▶ GIVEN TASK
Copy the records from the beginning up to and including the line with "243, 140, 246]", swapping every "data-cell" for "data-point" and leaving all else unchanged.

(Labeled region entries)
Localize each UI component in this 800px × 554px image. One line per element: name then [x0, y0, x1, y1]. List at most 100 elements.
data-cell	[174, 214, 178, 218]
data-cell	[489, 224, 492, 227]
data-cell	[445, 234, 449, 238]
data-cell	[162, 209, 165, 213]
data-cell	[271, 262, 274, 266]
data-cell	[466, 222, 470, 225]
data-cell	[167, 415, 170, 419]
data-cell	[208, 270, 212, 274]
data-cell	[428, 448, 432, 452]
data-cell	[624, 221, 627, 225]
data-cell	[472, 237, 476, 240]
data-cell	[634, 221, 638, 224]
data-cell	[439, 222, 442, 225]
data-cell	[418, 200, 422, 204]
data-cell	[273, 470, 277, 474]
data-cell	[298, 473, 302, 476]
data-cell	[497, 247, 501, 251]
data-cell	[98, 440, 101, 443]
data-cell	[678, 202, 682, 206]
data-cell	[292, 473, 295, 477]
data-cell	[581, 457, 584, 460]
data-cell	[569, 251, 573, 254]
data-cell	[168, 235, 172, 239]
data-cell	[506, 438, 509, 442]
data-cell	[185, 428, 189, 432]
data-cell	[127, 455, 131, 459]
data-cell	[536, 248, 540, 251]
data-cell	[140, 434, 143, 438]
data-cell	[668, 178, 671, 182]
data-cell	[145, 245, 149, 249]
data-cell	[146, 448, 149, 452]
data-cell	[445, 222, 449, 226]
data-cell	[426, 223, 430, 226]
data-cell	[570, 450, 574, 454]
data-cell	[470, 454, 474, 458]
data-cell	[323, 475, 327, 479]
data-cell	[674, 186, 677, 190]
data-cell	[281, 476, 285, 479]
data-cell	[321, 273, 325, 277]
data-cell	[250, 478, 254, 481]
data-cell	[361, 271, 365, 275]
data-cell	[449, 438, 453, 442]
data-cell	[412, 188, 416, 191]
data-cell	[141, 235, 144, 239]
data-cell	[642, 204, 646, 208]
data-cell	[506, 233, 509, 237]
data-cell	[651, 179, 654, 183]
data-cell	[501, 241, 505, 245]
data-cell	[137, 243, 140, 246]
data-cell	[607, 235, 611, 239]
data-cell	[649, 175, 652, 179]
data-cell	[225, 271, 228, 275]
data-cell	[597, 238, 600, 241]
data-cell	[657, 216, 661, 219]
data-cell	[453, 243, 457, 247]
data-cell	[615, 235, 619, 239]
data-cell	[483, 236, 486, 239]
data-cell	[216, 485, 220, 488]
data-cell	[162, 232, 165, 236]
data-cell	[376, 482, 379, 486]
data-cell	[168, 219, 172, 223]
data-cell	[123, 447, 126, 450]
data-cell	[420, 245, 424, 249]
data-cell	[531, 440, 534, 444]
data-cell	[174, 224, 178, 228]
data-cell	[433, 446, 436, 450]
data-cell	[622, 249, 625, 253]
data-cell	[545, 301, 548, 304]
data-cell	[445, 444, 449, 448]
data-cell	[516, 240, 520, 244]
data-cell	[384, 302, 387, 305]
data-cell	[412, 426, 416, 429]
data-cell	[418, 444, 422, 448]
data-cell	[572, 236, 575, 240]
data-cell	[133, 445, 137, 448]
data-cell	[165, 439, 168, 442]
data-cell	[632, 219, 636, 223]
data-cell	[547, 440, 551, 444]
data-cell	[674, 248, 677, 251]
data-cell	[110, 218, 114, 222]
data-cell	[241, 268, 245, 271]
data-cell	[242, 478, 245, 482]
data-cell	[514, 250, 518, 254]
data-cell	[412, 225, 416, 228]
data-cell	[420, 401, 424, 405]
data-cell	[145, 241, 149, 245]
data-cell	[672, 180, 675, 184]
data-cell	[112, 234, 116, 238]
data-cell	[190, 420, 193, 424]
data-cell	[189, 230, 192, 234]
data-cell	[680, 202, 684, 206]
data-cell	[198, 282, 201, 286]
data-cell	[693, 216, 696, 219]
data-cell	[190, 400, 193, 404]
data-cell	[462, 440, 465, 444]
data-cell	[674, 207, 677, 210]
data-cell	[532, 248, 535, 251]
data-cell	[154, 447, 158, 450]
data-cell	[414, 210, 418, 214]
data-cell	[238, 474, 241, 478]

▶ PROBLEM SOLUTION
Localize each UI component in this 800px × 554px image. One line per element: name then [x0, y0, x1, y1]. List at most 100 elements.
data-point	[174, 214, 178, 218]
data-point	[489, 224, 492, 227]
data-point	[445, 234, 449, 238]
data-point	[162, 209, 165, 213]
data-point	[271, 262, 274, 266]
data-point	[466, 222, 470, 225]
data-point	[167, 415, 170, 419]
data-point	[208, 270, 212, 274]
data-point	[428, 448, 432, 452]
data-point	[624, 221, 627, 225]
data-point	[472, 237, 476, 240]
data-point	[634, 221, 638, 224]
data-point	[439, 222, 442, 225]
data-point	[418, 200, 422, 204]
data-point	[273, 470, 277, 474]
data-point	[298, 473, 302, 476]
data-point	[497, 247, 501, 251]
data-point	[98, 440, 101, 443]
data-point	[678, 202, 682, 206]
data-point	[292, 473, 295, 477]
data-point	[581, 457, 584, 460]
data-point	[569, 251, 573, 254]
data-point	[168, 235, 172, 239]
data-point	[506, 438, 509, 442]
data-point	[185, 428, 189, 432]
data-point	[127, 455, 131, 459]
data-point	[536, 248, 540, 251]
data-point	[140, 434, 143, 438]
data-point	[668, 178, 671, 182]
data-point	[145, 245, 149, 249]
data-point	[146, 448, 149, 452]
data-point	[445, 222, 449, 226]
data-point	[426, 223, 430, 226]
data-point	[570, 450, 574, 454]
data-point	[470, 454, 474, 458]
data-point	[323, 475, 327, 479]
data-point	[674, 186, 677, 190]
data-point	[281, 476, 285, 479]
data-point	[321, 273, 325, 277]
data-point	[250, 478, 254, 481]
data-point	[361, 271, 365, 275]
data-point	[449, 438, 453, 442]
data-point	[412, 188, 416, 191]
data-point	[141, 235, 144, 239]
data-point	[642, 204, 646, 208]
data-point	[506, 233, 509, 237]
data-point	[651, 179, 654, 183]
data-point	[501, 241, 505, 245]
data-point	[137, 243, 140, 246]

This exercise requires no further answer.